━━━ EXTRACTED INFORMATION

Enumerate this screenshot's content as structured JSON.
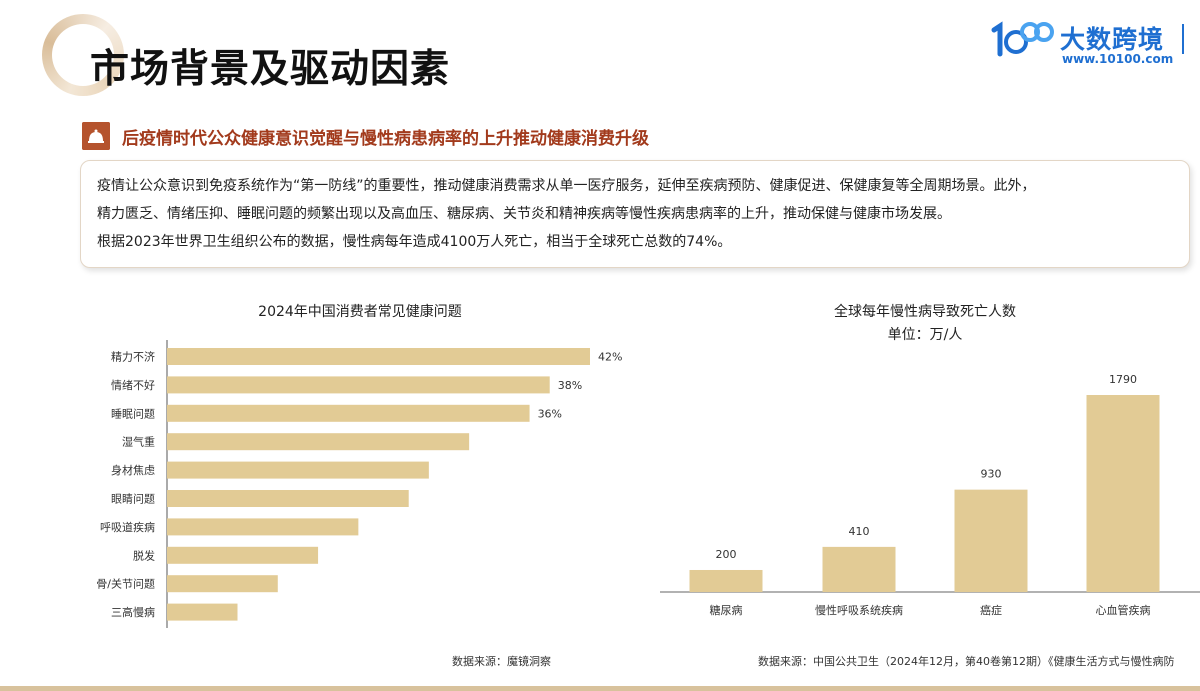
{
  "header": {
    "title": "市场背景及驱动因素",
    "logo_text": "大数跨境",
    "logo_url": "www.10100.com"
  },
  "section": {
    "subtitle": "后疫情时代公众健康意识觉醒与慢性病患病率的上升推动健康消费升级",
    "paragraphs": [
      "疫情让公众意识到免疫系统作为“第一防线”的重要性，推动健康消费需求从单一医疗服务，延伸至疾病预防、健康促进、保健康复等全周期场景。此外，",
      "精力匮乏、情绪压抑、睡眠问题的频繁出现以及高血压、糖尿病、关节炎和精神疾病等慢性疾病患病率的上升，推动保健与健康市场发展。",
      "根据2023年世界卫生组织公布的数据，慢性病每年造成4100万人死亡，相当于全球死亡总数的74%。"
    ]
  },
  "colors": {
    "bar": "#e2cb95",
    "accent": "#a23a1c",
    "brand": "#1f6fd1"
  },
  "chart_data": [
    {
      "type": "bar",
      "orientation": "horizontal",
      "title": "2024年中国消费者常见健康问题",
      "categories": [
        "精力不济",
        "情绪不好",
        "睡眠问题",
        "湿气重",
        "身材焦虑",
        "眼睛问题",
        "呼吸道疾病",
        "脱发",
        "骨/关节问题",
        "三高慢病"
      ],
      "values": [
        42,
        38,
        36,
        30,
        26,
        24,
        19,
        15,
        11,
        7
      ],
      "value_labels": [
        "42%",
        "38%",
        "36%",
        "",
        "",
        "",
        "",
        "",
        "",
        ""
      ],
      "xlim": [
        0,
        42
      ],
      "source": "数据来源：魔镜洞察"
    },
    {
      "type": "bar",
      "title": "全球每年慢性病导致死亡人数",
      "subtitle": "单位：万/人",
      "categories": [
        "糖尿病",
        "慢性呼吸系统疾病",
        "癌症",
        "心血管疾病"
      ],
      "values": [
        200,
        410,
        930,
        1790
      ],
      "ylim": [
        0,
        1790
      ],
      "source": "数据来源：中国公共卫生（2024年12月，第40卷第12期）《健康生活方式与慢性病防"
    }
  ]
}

━━━━━━

- [SET EXERCISE] Across the material above, how many lines include the string "source"? Only the number is wanted.

- [TASK RESPONSE] 2